**Recorded information:**
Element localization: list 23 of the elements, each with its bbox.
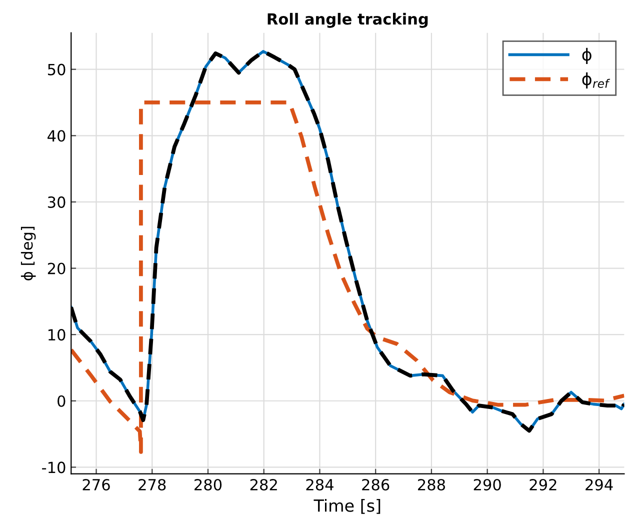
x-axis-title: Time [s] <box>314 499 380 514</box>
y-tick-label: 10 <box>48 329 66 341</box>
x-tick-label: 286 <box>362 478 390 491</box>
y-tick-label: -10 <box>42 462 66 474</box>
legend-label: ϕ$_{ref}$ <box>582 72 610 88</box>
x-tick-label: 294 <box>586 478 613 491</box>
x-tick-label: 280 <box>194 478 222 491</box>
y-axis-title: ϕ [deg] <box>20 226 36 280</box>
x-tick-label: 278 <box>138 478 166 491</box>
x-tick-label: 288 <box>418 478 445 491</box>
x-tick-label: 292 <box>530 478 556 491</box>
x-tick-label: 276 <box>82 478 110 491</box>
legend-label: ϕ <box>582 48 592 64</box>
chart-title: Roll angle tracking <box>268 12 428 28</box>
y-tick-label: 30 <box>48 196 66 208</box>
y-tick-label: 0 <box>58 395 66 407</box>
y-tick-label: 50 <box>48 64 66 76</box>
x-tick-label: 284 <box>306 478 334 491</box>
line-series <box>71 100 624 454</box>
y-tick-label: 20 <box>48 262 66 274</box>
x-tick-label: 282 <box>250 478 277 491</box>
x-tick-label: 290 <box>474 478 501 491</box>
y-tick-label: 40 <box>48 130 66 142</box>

* * *

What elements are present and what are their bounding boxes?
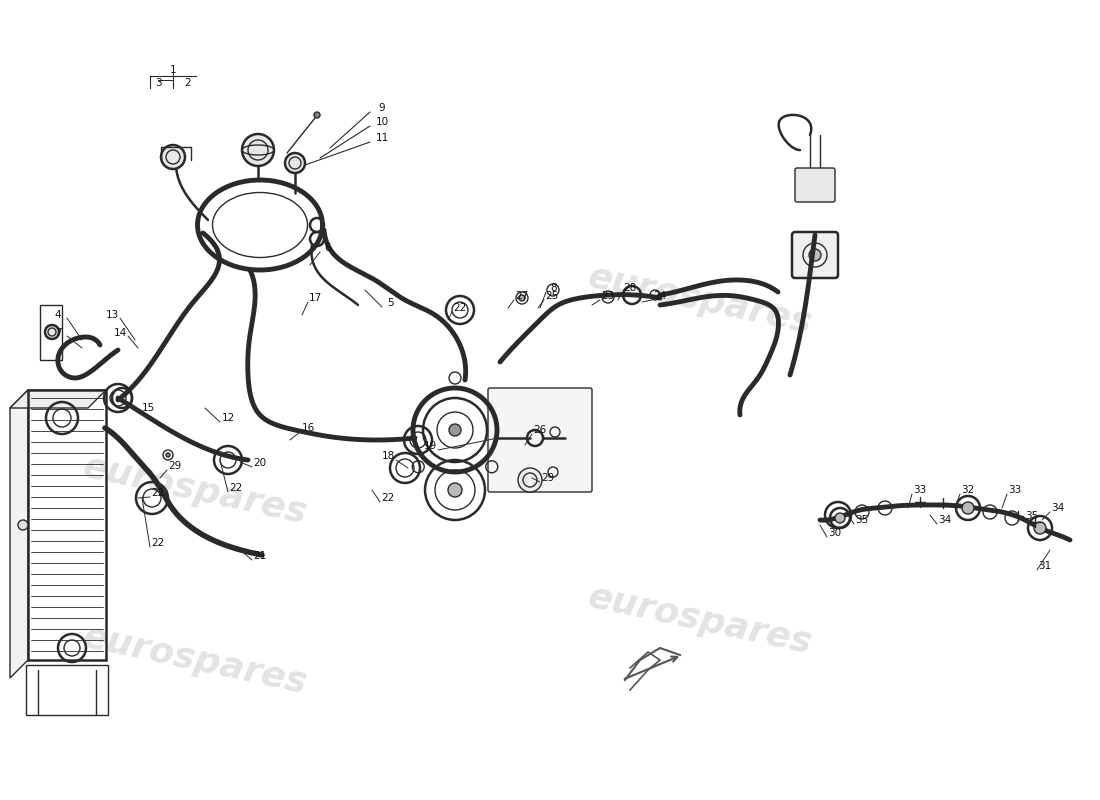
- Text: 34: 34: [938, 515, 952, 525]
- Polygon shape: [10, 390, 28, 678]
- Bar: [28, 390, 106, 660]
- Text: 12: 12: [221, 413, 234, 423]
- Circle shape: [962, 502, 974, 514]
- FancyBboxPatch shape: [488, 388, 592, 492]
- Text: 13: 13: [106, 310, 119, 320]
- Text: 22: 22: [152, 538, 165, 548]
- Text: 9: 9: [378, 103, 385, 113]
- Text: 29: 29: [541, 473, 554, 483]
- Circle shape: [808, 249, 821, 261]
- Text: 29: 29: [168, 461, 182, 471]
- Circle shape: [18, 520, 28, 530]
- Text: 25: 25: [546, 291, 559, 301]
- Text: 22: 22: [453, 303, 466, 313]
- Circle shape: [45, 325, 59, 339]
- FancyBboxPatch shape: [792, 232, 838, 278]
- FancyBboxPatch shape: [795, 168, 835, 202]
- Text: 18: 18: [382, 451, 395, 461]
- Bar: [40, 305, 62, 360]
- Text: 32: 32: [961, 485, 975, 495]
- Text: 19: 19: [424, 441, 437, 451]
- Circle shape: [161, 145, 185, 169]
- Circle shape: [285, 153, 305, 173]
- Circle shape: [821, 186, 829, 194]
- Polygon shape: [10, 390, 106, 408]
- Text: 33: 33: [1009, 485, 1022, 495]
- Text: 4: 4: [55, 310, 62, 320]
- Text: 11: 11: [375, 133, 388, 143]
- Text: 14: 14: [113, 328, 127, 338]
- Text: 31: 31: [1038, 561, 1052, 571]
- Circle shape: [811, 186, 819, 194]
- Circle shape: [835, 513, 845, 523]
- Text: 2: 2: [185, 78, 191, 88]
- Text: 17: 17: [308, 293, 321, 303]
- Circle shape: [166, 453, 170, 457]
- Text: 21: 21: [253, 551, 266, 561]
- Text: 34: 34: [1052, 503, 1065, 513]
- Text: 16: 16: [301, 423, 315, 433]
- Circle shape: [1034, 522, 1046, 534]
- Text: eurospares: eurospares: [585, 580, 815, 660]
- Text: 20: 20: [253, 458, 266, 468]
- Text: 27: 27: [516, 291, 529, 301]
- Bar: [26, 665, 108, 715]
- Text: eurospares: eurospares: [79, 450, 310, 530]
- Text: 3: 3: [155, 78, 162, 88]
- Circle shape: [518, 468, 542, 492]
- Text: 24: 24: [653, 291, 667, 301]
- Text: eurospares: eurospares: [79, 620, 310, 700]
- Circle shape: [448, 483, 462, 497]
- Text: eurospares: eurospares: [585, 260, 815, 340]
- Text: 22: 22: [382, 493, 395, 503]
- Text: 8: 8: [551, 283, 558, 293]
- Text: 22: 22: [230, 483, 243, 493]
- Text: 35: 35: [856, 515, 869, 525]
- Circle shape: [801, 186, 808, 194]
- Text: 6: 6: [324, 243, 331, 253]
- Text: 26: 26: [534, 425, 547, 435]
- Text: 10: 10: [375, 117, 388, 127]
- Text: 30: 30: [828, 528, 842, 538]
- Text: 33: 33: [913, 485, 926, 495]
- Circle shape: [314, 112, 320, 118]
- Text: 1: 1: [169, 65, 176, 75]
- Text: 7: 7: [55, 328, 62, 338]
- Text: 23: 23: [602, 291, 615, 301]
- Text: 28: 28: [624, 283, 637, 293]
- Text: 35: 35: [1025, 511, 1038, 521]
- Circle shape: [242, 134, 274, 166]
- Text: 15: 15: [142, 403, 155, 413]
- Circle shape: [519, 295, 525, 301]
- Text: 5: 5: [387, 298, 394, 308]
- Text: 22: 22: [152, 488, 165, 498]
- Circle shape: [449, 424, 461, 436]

**What is expected:** Reproduce verbatim every row from the one containing "- Text: 34: 34: [938, 515, 952, 525]" through the one containing "- Text: 29: 29: [168, 461, 182, 471]", both endpoints included.

**Exercise result:**
- Text: 34: 34: [938, 515, 952, 525]
- Polygon shape: [10, 390, 28, 678]
- Bar: [28, 390, 106, 660]
- Text: 12: 12: [221, 413, 234, 423]
- Circle shape: [962, 502, 974, 514]
- FancyBboxPatch shape: [488, 388, 592, 492]
- Text: 13: 13: [106, 310, 119, 320]
- Text: 22: 22: [152, 538, 165, 548]
- Text: 9: 9: [378, 103, 385, 113]
- Text: 29: 29: [541, 473, 554, 483]
- Circle shape: [808, 249, 821, 261]
- Text: 29: 29: [168, 461, 182, 471]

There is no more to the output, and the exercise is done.